• Exercise goal
Copy out each line exactly; pictures stay out of the copy.

• The records
___

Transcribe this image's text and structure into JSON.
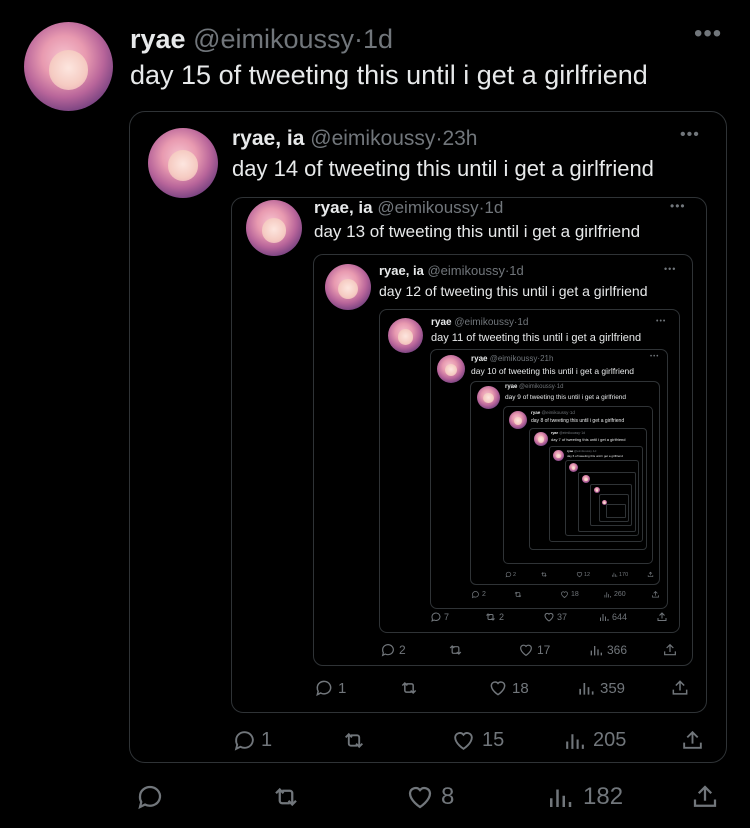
{
  "outer": {
    "name": "ryae",
    "handle": "@eimikoussy",
    "time": "1d",
    "text": "day 15 of tweeting this until i get a girlfriend",
    "replies": "",
    "likes": "8",
    "views": "182"
  },
  "q14": {
    "name": "ryae, ia",
    "handle": "@eimikoussy",
    "time": "23h",
    "text": "day 14 of tweeting this until i get a girlfriend",
    "replies": "1",
    "likes": "15",
    "views": "205"
  },
  "q13": {
    "name": "ryae, ia",
    "handle": "@eimikoussy",
    "time": "1d",
    "text": "day 13 of tweeting this until i get a girlfriend",
    "replies": "1",
    "likes": "18",
    "views": "359"
  },
  "q12": {
    "name": "ryae, ia",
    "handle": "@eimikoussy",
    "time": "1d",
    "text": "day 12 of tweeting this until i get a girlfriend",
    "replies": "2",
    "likes": "17",
    "views": "366"
  },
  "q11": {
    "name": "ryae",
    "handle": "@eimikoussy",
    "time": "1d",
    "text": "day 11 of tweeting this until i get a girlfriend",
    "replies": "7",
    "retweets": "2",
    "likes": "37",
    "views": "644"
  },
  "q10": {
    "name": "ryae",
    "handle": "@eimikoussy",
    "time": "21h",
    "text": "day 10 of tweeting this until i get a girlfriend",
    "replies": "2",
    "likes": "18",
    "views": "260"
  },
  "q9": {
    "name": "ryae",
    "handle": "@eimikoussy",
    "time": "1d",
    "text": "day 9 of tweeting this until i get a girlfriend",
    "replies": "2",
    "likes": "12",
    "views": "170"
  },
  "q8": {
    "name": "ryae",
    "handle": "@eimikoussy",
    "time": "1d",
    "text": "day 8 of tweeting this until i get a girlfriend"
  },
  "q7": {
    "name": "ryae",
    "handle": "@eimikoussy",
    "time": "1d",
    "text": "day 7 of tweeting this until i get a girlfriend"
  },
  "q6": {
    "name": "ryae",
    "handle": "@eimikoussy",
    "time": "1d",
    "text": "day 6 of tweeting this until i get a girlfriend"
  }
}
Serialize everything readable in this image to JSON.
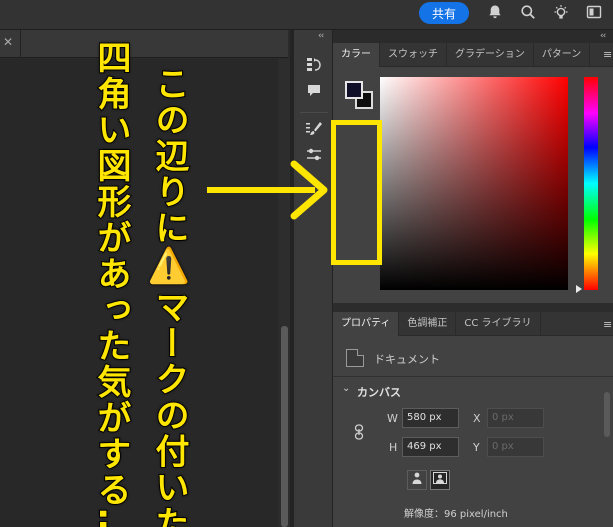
{
  "topbar": {
    "share_label": "共有",
    "icons": [
      "bell-icon",
      "search-icon",
      "lightbulb-icon",
      "workspace-icon"
    ]
  },
  "panel_collapse": "‹‹",
  "color_panel": {
    "tabs": [
      "カラー",
      "スウォッチ",
      "グラデーション",
      "パターン"
    ],
    "active_tab": "カラー",
    "foreground_color": "#101028",
    "background_color": "#0d0d0d",
    "picker_hue": "#ff0000"
  },
  "properties_panel": {
    "tabs": [
      "プロパティ",
      "色調補正",
      "CC ライブラリ"
    ],
    "active_tab": "プロパティ",
    "doc_label": "ドキュメント",
    "section_title": "カンバス",
    "width_label": "W",
    "width_value": "580 px",
    "height_label": "H",
    "height_value": "469 px",
    "x_label": "X",
    "x_placeholder": "0 px",
    "y_label": "Y",
    "y_placeholder": "0 px",
    "resolution": "解像度：96 pixel/inch"
  },
  "annotation": {
    "line1": "この辺りに⚠️マークの付いた",
    "line2": "四角い図形があった気がする…",
    "highlight_color": "#ffe600"
  }
}
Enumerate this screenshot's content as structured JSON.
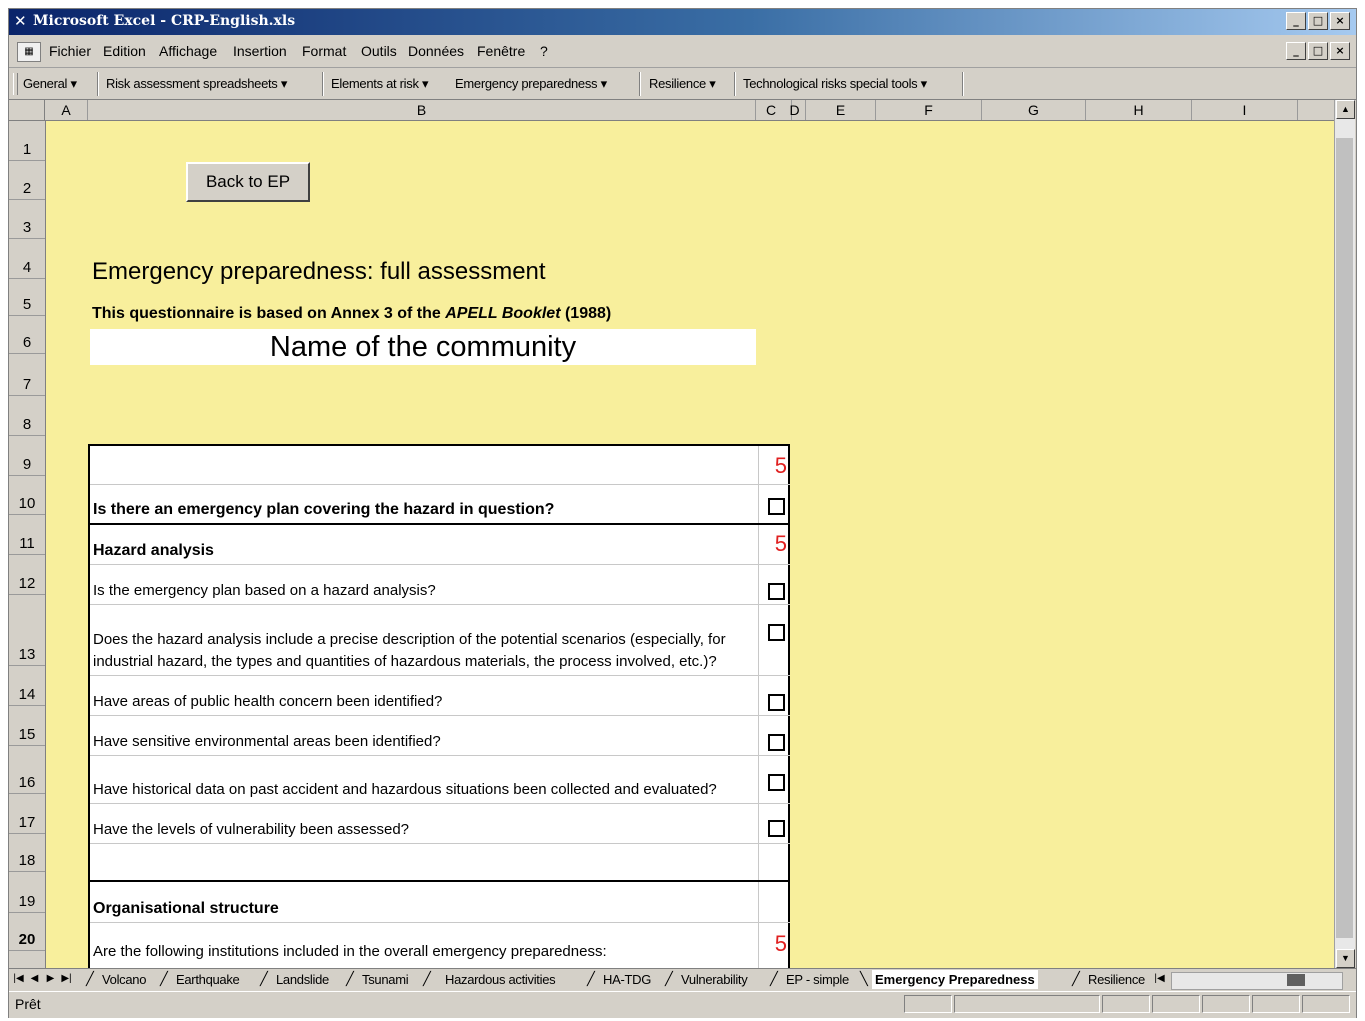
{
  "window": {
    "title": "Microsoft Excel - CRP-English.xls",
    "min": "_",
    "max": "□",
    "close": "×"
  },
  "menu": [
    "Fichier",
    "Edition",
    "Affichage",
    "Insertion",
    "Format",
    "Outils",
    "Données",
    "Fenêtre",
    "?"
  ],
  "toolbar": [
    "General ▾",
    "Risk assessment spreadsheets ▾",
    "Elements at risk ▾",
    "Emergency preparedness ▾",
    "Resilience ▾",
    "Technological risks special tools ▾"
  ],
  "columns": [
    "A",
    "B",
    "C",
    "D",
    "E",
    "F",
    "G",
    "H",
    "I"
  ],
  "rows": [
    "1",
    "2",
    "3",
    "4",
    "5",
    "6",
    "7",
    "8",
    "9",
    "10",
    "11",
    "12",
    "13",
    "14",
    "15",
    "16",
    "17",
    "18",
    "19",
    "20"
  ],
  "sheet": {
    "back_button": "Back to EP",
    "heading": "Emergency preparedness: full assessment",
    "subtitle_pre": "This questionnaire is based on Annex 3 of the ",
    "subtitle_em": "APELL Booklet",
    "subtitle_post": " (1988)",
    "community_name": "Name of the community"
  },
  "questions": {
    "r9_score": "5",
    "r10": "Is there an emergency plan covering the hazard in question?",
    "r11": "Hazard analysis",
    "r11_score": "5",
    "r12": "Is the emergency plan based on a hazard analysis?",
    "r13": "Does the hazard analysis include a precise description of the potential scenarios (especially, for industrial hazard, the types and quantities of hazardous materials, the process involved, etc.)?",
    "r14": "Have areas of public health concern been identified?",
    "r15": "Have sensitive environmental areas been identified?",
    "r16": "Have historical data on past accident and hazardous situations been collected and evaluated?",
    "r17": "Have the levels of vulnerability been assessed?",
    "r19": "Organisational structure",
    "r20": "Are the following institutions included in the overall emergency preparedness:",
    "r20_score": "5"
  },
  "tabs": [
    "Volcano",
    "Earthquake",
    "Landslide",
    "Tsunami",
    "Hazardous activities",
    "HA-TDG",
    "Vulnerability",
    "EP - simple",
    "Emergency Preparedness",
    "Resilience"
  ],
  "active_tab": "Emergency Preparedness",
  "status": "Prêt"
}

___

• Task solution
Transcribe this image's text and structure into JSON.
{
  "outer": {
    "name": "ryae",
    "handle": "@eimikoussy",
    "time": "1d",
    "text": "day 15 of tweeting this until i get a girlfriend",
    "replies": "",
    "likes": "8",
    "views": "182"
  },
  "q14": {
    "name": "ryae, ia",
    "handle": "@eimikoussy",
    "time": "23h",
    "text": "day 14 of tweeting this until i get a girlfriend",
    "replies": "1",
    "likes": "15",
    "views": "205"
  },
  "q13": {
    "name": "ryae, ia",
    "handle": "@eimikoussy",
    "time": "1d",
    "text": "day 13 of tweeting this until i get a girlfriend",
    "replies": "1",
    "likes": "18",
    "views": "359"
  },
  "q12": {
    "name": "ryae, ia",
    "handle": "@eimikoussy",
    "time": "1d",
    "text": "day 12 of tweeting this until i get a girlfriend",
    "replies": "2",
    "likes": "17",
    "views": "366"
  },
  "q11": {
    "name": "ryae",
    "handle": "@eimikoussy",
    "time": "1d",
    "text": "day 11 of tweeting this until i get a girlfriend",
    "replies": "7",
    "retweets": "2",
    "likes": "37",
    "views": "644"
  },
  "q10": {
    "name": "ryae",
    "handle": "@eimikoussy",
    "time": "21h",
    "text": "day 10 of tweeting this until i get a girlfriend",
    "replies": "2",
    "likes": "18",
    "views": "260"
  },
  "q9": {
    "name": "ryae",
    "handle": "@eimikoussy",
    "time": "1d",
    "text": "day 9 of tweeting this until i get a girlfriend",
    "replies": "2",
    "likes": "12",
    "views": "170"
  },
  "q8": {
    "name": "ryae",
    "handle": "@eimikoussy",
    "time": "1d",
    "text": "day 8 of tweeting this until i get a girlfriend"
  },
  "q7": {
    "name": "ryae",
    "handle": "@eimikoussy",
    "time": "1d",
    "text": "day 7 of tweeting this until i get a girlfriend"
  },
  "q6": {
    "name": "ryae",
    "handle": "@eimikoussy",
    "time": "1d",
    "text": "day 6 of tweeting this until i get a girlfriend"
  }
}
Serialize everything readable in this image to JSON.
{
  "topbar": {
    "share_label": "共有",
    "icons": [
      "bell-icon",
      "search-icon",
      "lightbulb-icon",
      "workspace-icon"
    ]
  },
  "panel_collapse": "‹‹",
  "color_panel": {
    "tabs": [
      "カラー",
      "スウォッチ",
      "グラデーション",
      "パターン"
    ],
    "active_tab": "カラー",
    "foreground_color": "#101028",
    "background_color": "#0d0d0d",
    "picker_hue": "#ff0000"
  },
  "properties_panel": {
    "tabs": [
      "プロパティ",
      "色調補正",
      "CC ライブラリ"
    ],
    "active_tab": "プロパティ",
    "doc_label": "ドキュメント",
    "section_title": "カンバス",
    "width_label": "W",
    "width_value": "580 px",
    "height_label": "H",
    "height_value": "469 px",
    "x_label": "X",
    "x_placeholder": "0 px",
    "y_label": "Y",
    "y_placeholder": "0 px",
    "resolution": "解像度：96 pixel/inch"
  },
  "annotation": {
    "line1": "この辺りに⚠️マークの付いた",
    "line2": "四角い図形があった気がする…",
    "highlight_color": "#ffe600"
  }
}
Enumerate this screenshot's content as structured JSON.
{
  "window": {
    "title": "Microsoft Excel - CRP-English.xls",
    "min": "_",
    "max": "□",
    "close": "×"
  },
  "menu": [
    "Fichier",
    "Edition",
    "Affichage",
    "Insertion",
    "Format",
    "Outils",
    "Données",
    "Fenêtre",
    "?"
  ],
  "toolbar": [
    "General ▾",
    "Risk assessment spreadsheets ▾",
    "Elements at risk ▾",
    "Emergency preparedness ▾",
    "Resilience ▾",
    "Technological risks special tools ▾"
  ],
  "columns": [
    "A",
    "B",
    "C",
    "D",
    "E",
    "F",
    "G",
    "H",
    "I"
  ],
  "rows": [
    "1",
    "2",
    "3",
    "4",
    "5",
    "6",
    "7",
    "8",
    "9",
    "10",
    "11",
    "12",
    "13",
    "14",
    "15",
    "16",
    "17",
    "18",
    "19",
    "20"
  ],
  "sheet": {
    "back_button": "Back to EP",
    "heading": "Emergency preparedness: full assessment",
    "subtitle_pre": "This questionnaire is based on Annex 3 of the ",
    "subtitle_em": "APELL Booklet",
    "subtitle_post": " (1988)",
    "community_name": "Name of the community"
  },
  "questions": {
    "r9_score": "5",
    "r10": "Is there an emergency plan covering the hazard in question?",
    "r11": "Hazard analysis",
    "r11_score": "5",
    "r12": "Is the emergency plan based on a hazard analysis?",
    "r13": "Does the hazard analysis include a precise description of the potential scenarios (especially, for industrial hazard, the types and quantities of hazardous materials, the process involved, etc.)?",
    "r14": "Have areas of public health concern been identified?",
    "r15": "Have sensitive environmental areas been identified?",
    "r16": "Have historical data on past accident and hazardous situations been collected and evaluated?",
    "r17": "Have the levels of vulnerability been assessed?",
    "r19": "Organisational structure",
    "r20": "Are the following institutions included in the overall emergency preparedness:",
    "r20_score": "5"
  },
  "tabs": [
    "Volcano",
    "Earthquake",
    "Landslide",
    "Tsunami",
    "Hazardous activities",
    "HA-TDG",
    "Vulnerability",
    "EP - simple",
    "Emergency Preparedness",
    "Resilience"
  ],
  "active_tab": "Emergency Preparedness",
  "status": "Prêt"
}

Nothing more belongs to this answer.